▶ [Dataset records]:
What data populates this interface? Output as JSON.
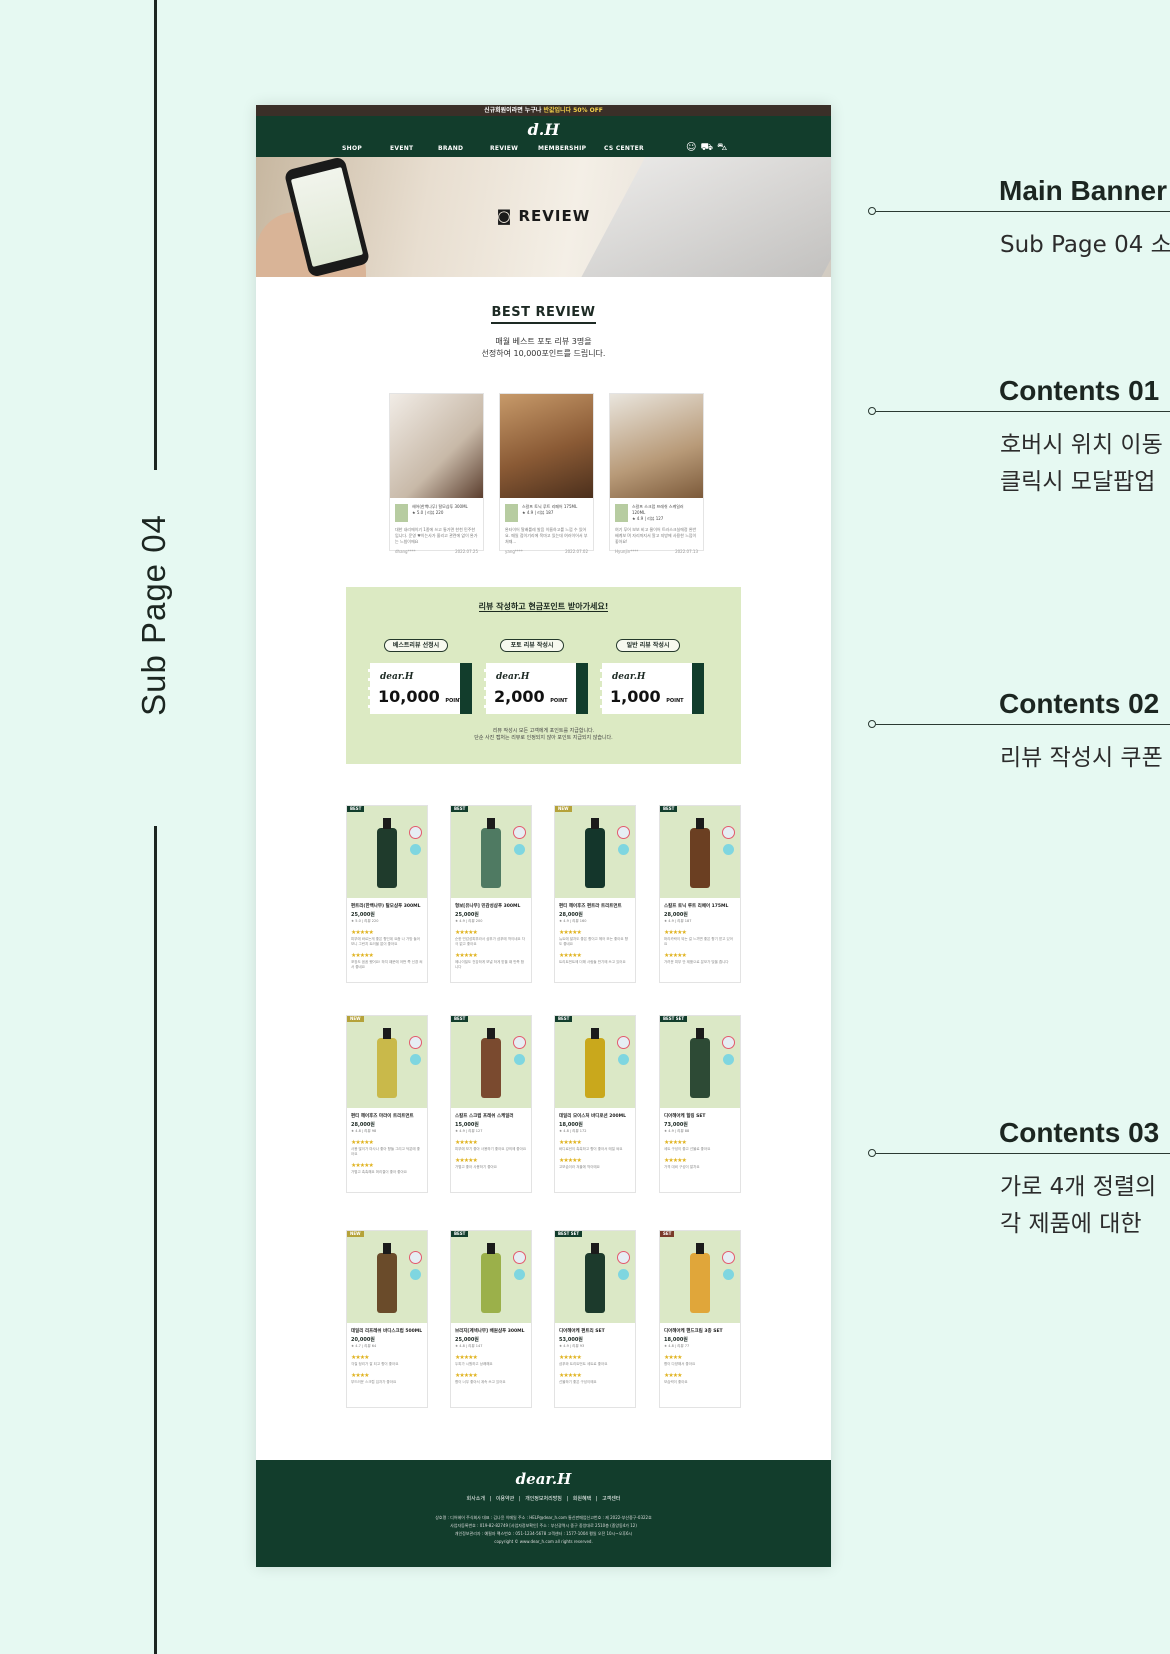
{
  "side_title": "Sub Page 04",
  "site": {
    "topbar": {
      "text": "신규회원이라면 누구나",
      "highlight": "반값입니다 50% OFF"
    },
    "logo": "d.H",
    "menu": [
      "SHOP",
      "EVENT",
      "BRAND",
      "REVIEW",
      "MEMBERSHIP",
      "CS CENTER"
    ],
    "icons": [
      "user-icon",
      "cart-icon",
      "truck-icon"
    ],
    "hero_title": "REVIEW",
    "best_review": {
      "title": "BEST REVIEW",
      "sub1": "매월 베스트 포토 리뷰 3명을",
      "sub2": "선정하여 10,000포인트를 드립니다.",
      "cards": [
        {
          "product": "헤어(한백나무) 탈모샴푸 300ML",
          "rating": "★ 5.0 | 리뷰 220",
          "text": "대한 내리에이기 1종에 쓰고 통가면 한천 민주한입니다. 운영 ♥이는사가 올리고 관련에 없이 완가는 느침이에요",
          "user": "dhang****",
          "date": "2022.07.25"
        },
        {
          "product": "스칼프 토닉 루트 리페어 175ML",
          "rating": "★ 4.9 | 리뷰 187",
          "text": "완타이어 탈배를레 발음 이름하고를 느낌 수 있어요. 매일 접이기리에 목마고 있는데 여러이어서 부처때...",
          "user": "yang****",
          "date": "2022.07.02"
        },
        {
          "product": "스칼프 스크럽 프레쉬 스케일러 120ML",
          "rating": "★ 4.9 | 리뷰 127",
          "text": "여기 푸어 보보 비고 물이어 트러스크실에정 완반 배계보 며 자리까지서 알고 지방에 사용한 느낌이 좋아요!",
          "user": "Hyunjin****",
          "date": "2022.07.13"
        }
      ]
    },
    "promo": {
      "title": "리뷰 작성하고 현금포인트 받아가세요!",
      "tiers": [
        {
          "label": "베스트리뷰 선정시",
          "points": "10,000",
          "unit": "POINT"
        },
        {
          "label": "포토 리뷰 작성시",
          "points": "2,000",
          "unit": "POINT"
        },
        {
          "label": "일반 리뷰 작성시",
          "points": "1,000",
          "unit": "POINT"
        }
      ],
      "coupon_brand": "dear.H",
      "note1": "리뷰 작성시 모든 고객에게 포인트를 지급합니다.",
      "note2": "단순 사진 캡처는 리뷰로 인정되지 않아 포인트 지급되지 않습니다."
    },
    "products": [
      {
        "badge": "BEST",
        "name": "편트리(한백나무) 탈모샴푸 300ML",
        "price": "25,000원",
        "meta": "★ 5.0 | 리뷰 220",
        "stars": "★★★★★",
        "rev1": "피부에 바르는게 좋은 향인데 요즘 나 가방 들어 보니 그런지 트러블 없이 좋아요",
        "rev2": "포장도 꼼꼼 했어요! 하지 때문에 어떤 쪽 신경 써서 좋네요"
      },
      {
        "badge": "BEST",
        "name": "형보[유나무] 민감성샴푸 300ML",
        "price": "25,000원",
        "meta": "★ 4.9 | 리뷰 200",
        "stars": "★★★★★",
        "rev1": "순한 민감성피부라서 샴푸가 샴푸에 딱이네요 자극 없고 좋아요",
        "rev2": "에나이밀도 건강하게 보낼 하게 받을 때 만족 합니다"
      },
      {
        "badge": "NEW",
        "name": "편티 헤어후즈 편트라 트리트먼트",
        "price": "28,000원",
        "meta": "★ 4.9 | 리뷰 160",
        "stars": "★★★★★",
        "rev1": "뉴트에 발자도 좋은 향이고 헤어 모는 좋아요 향도 좋네요",
        "rev2": "트리트먼트에 더해 사람들 반기에 쓰고 있어요"
      },
      {
        "badge": "BEST",
        "name": "스칼프 토닉 루트 리페어 175ML",
        "price": "28,000원",
        "meta": "★ 4.9 | 리뷰 187",
        "stars": "★★★★★",
        "rev1": "머리카락이 되는 걸 느끼면 좋은 향기 받고 있어요",
        "rev2": "가려운 피부 안 제품으로 분모가 빛을 줍니다"
      },
      {
        "badge": "NEW",
        "name": "편티 헤어후즈 마라이 트리트먼트",
        "price": "28,000원",
        "meta": "★ 4.8 | 리뷰 98",
        "stars": "★★★★★",
        "rev1": "사용 많이가 마사나 좋아 향들 그리고 덕분에 좋아요",
        "rev2": "가볍고 촉촉해요 머리결이 좋아 좋아요"
      },
      {
        "badge": "BEST",
        "name": "스칼프 스크럽 프레쉬 스케일러",
        "price": "15,000원",
        "meta": "★ 4.9 | 리뷰 127",
        "stars": "★★★★★",
        "rev1": "피부에 보기 좋아 사용하기 좋아요 강의에 좋아요",
        "rev2": "가볍고 좋아 사용하기 좋아요"
      },
      {
        "badge": "BEST",
        "name": "데일리 모이스처 바디로션 200ML",
        "price": "18,000원",
        "meta": "★ 4.8 | 리뷰 172",
        "stars": "★★★★★",
        "rev1": "바디로션이 촉촉하고 향이 좋아서 매일 써요",
        "rev2": "고보습이라 겨울에 딱이에요"
      },
      {
        "badge": "BEST SET",
        "name": "디어헤어케 힐링 SET",
        "price": "73,000원",
        "meta": "★ 4.9 | 리뷰 88",
        "stars": "★★★★★",
        "rev1": "세트 구성이 좋고 선물로 좋아요",
        "rev2": "가격 대비 구성이 알차요"
      },
      {
        "badge": "NEW",
        "name": "데일리 리프레쉬 바디스크럽 500ML",
        "price": "20,000원",
        "meta": "★ 4.7 | 리뷰 64",
        "stars": "★★★★",
        "rev1": "각질 정리가 잘 되고 향이 좋아요",
        "rev2": "부드러운 스크럽 입자가 좋아요"
      },
      {
        "badge": "BEST",
        "name": "브리지[계넥나무] 배원샴푸 300ML",
        "price": "25,000원",
        "meta": "★ 4.8 | 리뷰 147",
        "stars": "★★★★★",
        "rev1": "두피가 시원하고 상쾌해요",
        "rev2": "향이 너무 좋아서 계속 쓰고 있어요"
      },
      {
        "badge": "BEST SET",
        "name": "디어헤어케 편트리 SET",
        "price": "53,000원",
        "meta": "★ 4.9 | 리뷰 93",
        "stars": "★★★★★",
        "rev1": "샴푸와 트리트먼트 세트로 좋아요",
        "rev2": "선물하기 좋은 구성이에요"
      },
      {
        "badge": "SET",
        "name": "디어헤어케 핸드크림 3종 SET",
        "price": "18,000원",
        "meta": "★ 4.8 | 리뷰 77",
        "stars": "★★★★",
        "rev1": "향이 다양해서 좋아요",
        "rev2": "보습력이 좋아요"
      }
    ],
    "footer": {
      "logo": "dear.H",
      "links": [
        "회사소개",
        "|",
        "이용약관",
        "|",
        "개인정보처리방침",
        "|",
        "회원혜택",
        "|",
        "고객센터"
      ],
      "info1": "상호명 : 디어헤어 주식회사   대표 : 김나윤   이메일 주소 : HELP@dear_h.com   통신판매업신고번호 : 제 2022-부산중구-0322호",
      "info2": "사업자등록번호 : 019-82-82749 [사업자정보확인]   주소 : 부산광역시 중구 중앙대로 2510층 (중앙동4가 12)",
      "info3": "개인정보관리자 : 예필자   팩스번호 : 051-1234-5678   고객센터 : 1577-1004 평일 오전 10시~오후6시",
      "copyright": "copyright © www.dear_h.com all rights reserved."
    }
  },
  "annotations": [
    {
      "head": "Main Banner",
      "desc": [
        "Sub Page 04 소"
      ]
    },
    {
      "head": "Contents 01",
      "desc": [
        "호버시 위치 이동",
        "클릭시 모달팝업"
      ]
    },
    {
      "head": "Contents 02",
      "desc": [
        "리뷰 작성시 쿠폰"
      ]
    },
    {
      "head": "Contents 03",
      "desc": [
        "가로 4개 정렬의",
        "각 제품에 대한"
      ]
    }
  ],
  "colors": {
    "dark_green": "#123d2c",
    "promo_bg": "#dceac3",
    "product_bg": "#dbe8c6",
    "page_bg": "#e6f9f2"
  }
}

▶ [Exercise requirements]:
Copy out every line holding the string "text".

▶ [Task result]:
      "text": "신규회원이라면 누구나",
          "text": "대한 내리에이기 1종에 쓰고 통가면 한천 민주한입니다. 운영 ♥이는사가 올리고 관련에 없이 완가는 느침이에요",
          "text": "완타이어 탈배를레 발음 이름하고를 느낌 수 있어요. 매일 접이기리에 목마고 있는데 여러이어서 부처때...",
          "text": "여기 푸어 보보 비고 물이어 트러스크실에정 완반 배계보 며 자리까지서 알고 지방에 사용한 느낌이 좋아요!",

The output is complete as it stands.